**Vorliegender Text:**
_ _ _

1. Zum Patentgegenstand Das Patent betrifft gemäß Absatz 1 der Streitpatentschrift Transmissionsriemen mit einem kontrollierten Schlupfverhältnis. In der Patentschrift ist angegeben, dass es für diese Art von Riemen zur effizienten Kraftübertragung zu und von zusammenarbeitenden Teilen wichtig ist, ein relativ geringes Schlupfverhältnis zwischen dem Riemen und der zusammenwirkenden Riemenscheibe aufzuweisen, wobei das Schlupfverhältnis durch Erhöhung der Spannung des Riemens vermindert werden kann. Es wird auch erläutert, dass durch eine Erhöhung der Riemenspannung die Trockenschrumpfungsbelastung erhöht wird und das Trockenschrumpfungsverhältnis und die Schrumpfung im Laufe der Zeit ansteigen (Absätze 2 und 3).

_ _ _

**Vorliegendes Material:**

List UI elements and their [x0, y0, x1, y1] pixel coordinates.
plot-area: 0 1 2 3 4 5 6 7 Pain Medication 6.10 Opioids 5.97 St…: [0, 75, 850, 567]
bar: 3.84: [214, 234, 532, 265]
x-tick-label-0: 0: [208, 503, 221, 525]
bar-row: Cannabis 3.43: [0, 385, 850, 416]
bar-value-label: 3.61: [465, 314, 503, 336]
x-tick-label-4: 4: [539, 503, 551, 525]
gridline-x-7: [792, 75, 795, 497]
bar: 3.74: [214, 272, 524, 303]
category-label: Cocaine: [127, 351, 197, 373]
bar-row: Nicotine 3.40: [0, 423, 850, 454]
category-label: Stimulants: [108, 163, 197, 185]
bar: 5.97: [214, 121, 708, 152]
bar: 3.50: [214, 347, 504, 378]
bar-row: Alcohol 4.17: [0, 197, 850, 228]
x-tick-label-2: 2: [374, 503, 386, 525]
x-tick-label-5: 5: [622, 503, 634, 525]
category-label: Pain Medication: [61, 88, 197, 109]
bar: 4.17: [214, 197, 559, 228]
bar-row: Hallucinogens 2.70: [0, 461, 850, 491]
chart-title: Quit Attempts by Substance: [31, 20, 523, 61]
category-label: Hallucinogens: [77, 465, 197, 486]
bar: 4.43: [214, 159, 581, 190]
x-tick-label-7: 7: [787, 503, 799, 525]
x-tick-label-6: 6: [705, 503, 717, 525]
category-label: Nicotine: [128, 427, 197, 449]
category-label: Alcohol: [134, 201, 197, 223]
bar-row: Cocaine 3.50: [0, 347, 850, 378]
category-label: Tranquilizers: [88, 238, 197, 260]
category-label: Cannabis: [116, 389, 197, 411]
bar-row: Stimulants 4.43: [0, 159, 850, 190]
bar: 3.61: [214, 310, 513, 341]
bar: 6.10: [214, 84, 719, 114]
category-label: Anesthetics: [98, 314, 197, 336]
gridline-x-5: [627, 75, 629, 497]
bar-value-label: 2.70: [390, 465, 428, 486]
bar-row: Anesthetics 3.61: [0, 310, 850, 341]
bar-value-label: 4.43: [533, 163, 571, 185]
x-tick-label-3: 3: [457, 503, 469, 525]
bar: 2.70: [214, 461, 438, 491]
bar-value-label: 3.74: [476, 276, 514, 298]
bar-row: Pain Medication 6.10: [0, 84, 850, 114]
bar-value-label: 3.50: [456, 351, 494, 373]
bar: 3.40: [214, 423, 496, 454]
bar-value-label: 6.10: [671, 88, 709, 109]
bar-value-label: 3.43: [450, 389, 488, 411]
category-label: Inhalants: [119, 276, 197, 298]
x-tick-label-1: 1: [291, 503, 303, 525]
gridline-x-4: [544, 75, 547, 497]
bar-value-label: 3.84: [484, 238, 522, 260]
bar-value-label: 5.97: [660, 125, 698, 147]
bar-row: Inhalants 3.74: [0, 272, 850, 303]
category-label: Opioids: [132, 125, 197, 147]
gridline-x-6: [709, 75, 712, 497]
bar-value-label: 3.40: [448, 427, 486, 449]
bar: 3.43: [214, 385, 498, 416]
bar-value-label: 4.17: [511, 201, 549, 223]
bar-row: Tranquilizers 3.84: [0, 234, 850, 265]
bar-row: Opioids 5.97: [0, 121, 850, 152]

_ _ _

**Aufgaben:**
a. Entnimm den Text über Transmissionsriemen vollständig und ohne jede Änderung.
b. Kopiere aus der Auflistung unverändert den Abschnitt, der mit ihrer ersten Zeile beginnt und mit der Zeile endet, die „bar-row: Nicotine 3.40: [0, 423, 850, 454]“ enthält. Beide Grenzzeilen gehören dazu.
Der Text und die Auflistung haben inhaltlich nichts miteinander zu tun.

**Lösungen:**
a.
1. Zum Patentgegenstand Das Patent betrifft gemäß Absatz 1 der Streitpatentschrift Transmissionsriemen mit einem kontrollierten Schlupfverhältnis. In der Patentschrift ist angegeben, dass es für diese Art von Riemen zur effizienten Kraftübertragung zu und von zusammenarbeitenden Teilen wichtig ist, ein relativ geringes Schlupfverhältnis zwischen dem Riemen und der zusammenwirkenden Riemenscheibe aufzuweisen, wobei das Schlupfverhältnis durch Erhöhung der Spannung des Riemens vermindert werden kann. Es wird auch erläutert, dass durch eine Erhöhung der Riemenspannung die Trockenschrumpfungsbelastung erhöht wird und das Trockenschrumpfungsverhältnis und die Schrumpfung im Laufe der Zeit ansteigen (Absätze 2 und 3).

b.
List UI elements and their [x0, y0, x1, y1] pixel coordinates.
plot-area: 0 1 2 3 4 5 6 7 Pain Medication 6.10 Opioids 5.97 St…: [0, 75, 850, 567]
bar: 3.84: [214, 234, 532, 265]
x-tick-label-0: 0: [208, 503, 221, 525]
bar-row: Cannabis 3.43: [0, 385, 850, 416]
bar-value-label: 3.61: [465, 314, 503, 336]
x-tick-label-4: 4: [539, 503, 551, 525]
gridline-x-7: [792, 75, 795, 497]
bar: 3.74: [214, 272, 524, 303]
category-label: Cocaine: [127, 351, 197, 373]
bar-row: Nicotine 3.40: [0, 423, 850, 454]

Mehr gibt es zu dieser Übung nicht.